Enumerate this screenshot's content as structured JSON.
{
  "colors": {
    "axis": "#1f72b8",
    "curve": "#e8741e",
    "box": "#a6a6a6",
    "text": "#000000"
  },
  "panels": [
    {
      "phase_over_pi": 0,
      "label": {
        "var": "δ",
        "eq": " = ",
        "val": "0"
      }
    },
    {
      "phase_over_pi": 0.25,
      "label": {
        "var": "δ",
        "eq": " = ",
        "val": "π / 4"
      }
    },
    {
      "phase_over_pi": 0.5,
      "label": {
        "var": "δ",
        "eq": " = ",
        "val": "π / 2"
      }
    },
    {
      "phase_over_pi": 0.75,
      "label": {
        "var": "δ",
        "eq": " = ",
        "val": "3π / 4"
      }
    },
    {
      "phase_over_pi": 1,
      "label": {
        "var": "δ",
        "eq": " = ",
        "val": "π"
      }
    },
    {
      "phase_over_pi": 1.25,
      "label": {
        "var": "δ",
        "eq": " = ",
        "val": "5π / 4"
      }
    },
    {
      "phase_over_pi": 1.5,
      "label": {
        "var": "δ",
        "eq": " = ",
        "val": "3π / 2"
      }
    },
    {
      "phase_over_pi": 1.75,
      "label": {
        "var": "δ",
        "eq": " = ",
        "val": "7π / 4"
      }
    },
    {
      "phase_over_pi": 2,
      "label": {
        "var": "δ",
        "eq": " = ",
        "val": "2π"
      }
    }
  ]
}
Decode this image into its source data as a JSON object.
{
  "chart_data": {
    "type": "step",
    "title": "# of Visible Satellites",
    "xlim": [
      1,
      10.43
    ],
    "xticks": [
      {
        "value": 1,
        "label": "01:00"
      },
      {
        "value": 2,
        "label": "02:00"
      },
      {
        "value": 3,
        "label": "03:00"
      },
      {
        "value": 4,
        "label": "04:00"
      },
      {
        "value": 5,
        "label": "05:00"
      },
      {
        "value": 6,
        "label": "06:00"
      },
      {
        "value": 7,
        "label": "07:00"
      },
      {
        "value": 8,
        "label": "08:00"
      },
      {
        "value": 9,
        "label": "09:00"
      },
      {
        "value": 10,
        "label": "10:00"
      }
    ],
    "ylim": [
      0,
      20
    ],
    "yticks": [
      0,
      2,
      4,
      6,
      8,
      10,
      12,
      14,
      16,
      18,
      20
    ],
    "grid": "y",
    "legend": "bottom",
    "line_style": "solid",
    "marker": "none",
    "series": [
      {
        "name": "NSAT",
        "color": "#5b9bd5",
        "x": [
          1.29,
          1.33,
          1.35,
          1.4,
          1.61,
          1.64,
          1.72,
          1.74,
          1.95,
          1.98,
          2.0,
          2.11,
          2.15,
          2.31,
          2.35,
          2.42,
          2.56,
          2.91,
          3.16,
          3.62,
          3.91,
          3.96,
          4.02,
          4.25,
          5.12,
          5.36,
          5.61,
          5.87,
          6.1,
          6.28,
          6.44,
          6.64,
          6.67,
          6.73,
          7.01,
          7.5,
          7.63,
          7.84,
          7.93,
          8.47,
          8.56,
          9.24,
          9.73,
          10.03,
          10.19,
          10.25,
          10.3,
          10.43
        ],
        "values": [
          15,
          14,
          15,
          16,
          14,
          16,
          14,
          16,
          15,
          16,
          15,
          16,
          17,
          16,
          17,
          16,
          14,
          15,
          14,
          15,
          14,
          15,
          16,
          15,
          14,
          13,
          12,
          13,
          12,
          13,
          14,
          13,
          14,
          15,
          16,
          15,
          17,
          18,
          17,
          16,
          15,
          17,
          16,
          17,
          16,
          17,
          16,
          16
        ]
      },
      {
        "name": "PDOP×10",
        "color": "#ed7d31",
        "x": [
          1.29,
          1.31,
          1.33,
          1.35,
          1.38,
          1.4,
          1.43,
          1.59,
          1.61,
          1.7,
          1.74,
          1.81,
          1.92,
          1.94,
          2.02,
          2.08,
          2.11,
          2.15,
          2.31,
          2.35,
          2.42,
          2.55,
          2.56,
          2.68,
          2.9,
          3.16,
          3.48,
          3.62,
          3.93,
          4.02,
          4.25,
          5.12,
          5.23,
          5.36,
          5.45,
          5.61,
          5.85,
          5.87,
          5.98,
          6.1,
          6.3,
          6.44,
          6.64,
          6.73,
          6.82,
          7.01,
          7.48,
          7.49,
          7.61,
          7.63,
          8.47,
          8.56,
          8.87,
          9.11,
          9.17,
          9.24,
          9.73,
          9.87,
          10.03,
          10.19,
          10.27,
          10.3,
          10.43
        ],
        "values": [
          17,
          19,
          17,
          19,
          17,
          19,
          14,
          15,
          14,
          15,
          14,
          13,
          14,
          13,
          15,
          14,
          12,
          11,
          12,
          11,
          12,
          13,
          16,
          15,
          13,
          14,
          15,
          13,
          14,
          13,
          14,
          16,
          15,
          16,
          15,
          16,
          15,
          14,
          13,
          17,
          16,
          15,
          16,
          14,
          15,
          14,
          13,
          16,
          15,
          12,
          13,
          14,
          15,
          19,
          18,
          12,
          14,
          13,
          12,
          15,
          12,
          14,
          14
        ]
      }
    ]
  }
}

···

* **TO DO**
Reproduce the records word for word.

* **TASK ANSWER**
Enumerate this screenshot's content as structured JSON.
{
  "colors": {
    "axis": "#1f72b8",
    "curve": "#e8741e",
    "box": "#a6a6a6",
    "text": "#000000"
  },
  "panels": [
    {
      "phase_over_pi": 0,
      "label": {
        "var": "δ",
        "eq": " = ",
        "val": "0"
      }
    },
    {
      "phase_over_pi": 0.25,
      "label": {
        "var": "δ",
        "eq": " = ",
        "val": "π / 4"
      }
    },
    {
      "phase_over_pi": 0.5,
      "label": {
        "var": "δ",
        "eq": " = ",
        "val": "π / 2"
      }
    },
    {
      "phase_over_pi": 0.75,
      "label": {
        "var": "δ",
        "eq": " = ",
        "val": "3π / 4"
      }
    },
    {
      "phase_over_pi": 1,
      "label": {
        "var": "δ",
        "eq": " = ",
        "val": "π"
      }
    },
    {
      "phase_over_pi": 1.25,
      "label": {
        "var": "δ",
        "eq": " = ",
        "val": "5π / 4"
      }
    },
    {
      "phase_over_pi": 1.5,
      "label": {
        "var": "δ",
        "eq": " = ",
        "val": "3π / 2"
      }
    },
    {
      "phase_over_pi": 1.75,
      "label": {
        "var": "δ",
        "eq": " = ",
        "val": "7π / 4"
      }
    },
    {
      "phase_over_pi": 2,
      "label": {
        "var": "δ",
        "eq": " = ",
        "val": "2π"
      }
    }
  ]
}
Decode this image into its source data as a JSON object.
{
  "chart_data": {
    "type": "step",
    "title": "# of Visible Satellites",
    "xlim": [
      1,
      10.43
    ],
    "xticks": [
      {
        "value": 1,
        "label": "01:00"
      },
      {
        "value": 2,
        "label": "02:00"
      },
      {
        "value": 3,
        "label": "03:00"
      },
      {
        "value": 4,
        "label": "04:00"
      },
      {
        "value": 5,
        "label": "05:00"
      },
      {
        "value": 6,
        "label": "06:00"
      },
      {
        "value": 7,
        "label": "07:00"
      },
      {
        "value": 8,
        "label": "08:00"
      },
      {
        "value": 9,
        "label": "09:00"
      },
      {
        "value": 10,
        "label": "10:00"
      }
    ],
    "ylim": [
      0,
      20
    ],
    "yticks": [
      0,
      2,
      4,
      6,
      8,
      10,
      12,
      14,
      16,
      18,
      20
    ],
    "grid": "y",
    "legend": "bottom",
    "line_style": "solid",
    "marker": "none",
    "series": [
      {
        "name": "NSAT",
        "color": "#5b9bd5",
        "x": [
          1.29,
          1.33,
          1.35,
          1.4,
          1.61,
          1.64,
          1.72,
          1.74,
          1.95,
          1.98,
          2.0,
          2.11,
          2.15,
          2.31,
          2.35,
          2.42,
          2.56,
          2.91,
          3.16,
          3.62,
          3.91,
          3.96,
          4.02,
          4.25,
          5.12,
          5.36,
          5.61,
          5.87,
          6.1,
          6.28,
          6.44,
          6.64,
          6.67,
          6.73,
          7.01,
          7.5,
          7.63,
          7.84,
          7.93,
          8.47,
          8.56,
          9.24,
          9.73,
          10.03,
          10.19,
          10.25,
          10.3,
          10.43
        ],
        "values": [
          15,
          14,
          15,
          16,
          14,
          16,
          14,
          16,
          15,
          16,
          15,
          16,
          17,
          16,
          17,
          16,
          14,
          15,
          14,
          15,
          14,
          15,
          16,
          15,
          14,
          13,
          12,
          13,
          12,
          13,
          14,
          13,
          14,
          15,
          16,
          15,
          17,
          18,
          17,
          16,
          15,
          17,
          16,
          17,
          16,
          17,
          16,
          16
        ]
      },
      {
        "name": "PDOP×10",
        "color": "#ed7d31",
        "x": [
          1.29,
          1.31,
          1.33,
          1.35,
          1.38,
          1.4,
          1.43,
          1.59,
          1.61,
          1.7,
          1.74,
          1.81,
          1.92,
          1.94,
          2.02,
          2.08,
          2.11,
          2.15,
          2.31,
          2.35,
          2.42,
          2.55,
          2.56,
          2.68,
          2.9,
          3.16,
          3.48,
          3.62,
          3.93,
          4.02,
          4.25,
          5.12,
          5.23,
          5.36,
          5.45,
          5.61,
          5.85,
          5.87,
          5.98,
          6.1,
          6.3,
          6.44,
          6.64,
          6.73,
          6.82,
          7.01,
          7.48,
          7.49,
          7.61,
          7.63,
          8.47,
          8.56,
          8.87,
          9.11,
          9.17,
          9.24,
          9.73,
          9.87,
          10.03,
          10.19,
          10.27,
          10.3,
          10.43
        ],
        "values": [
          17,
          19,
          17,
          19,
          17,
          19,
          14,
          15,
          14,
          15,
          14,
          13,
          14,
          13,
          15,
          14,
          12,
          11,
          12,
          11,
          12,
          13,
          16,
          15,
          13,
          14,
          15,
          13,
          14,
          13,
          14,
          16,
          15,
          16,
          15,
          16,
          15,
          14,
          13,
          17,
          16,
          15,
          16,
          14,
          15,
          14,
          13,
          16,
          15,
          12,
          13,
          14,
          15,
          19,
          18,
          12,
          14,
          13,
          12,
          15,
          12,
          14,
          14
        ]
      }
    ]
  }
}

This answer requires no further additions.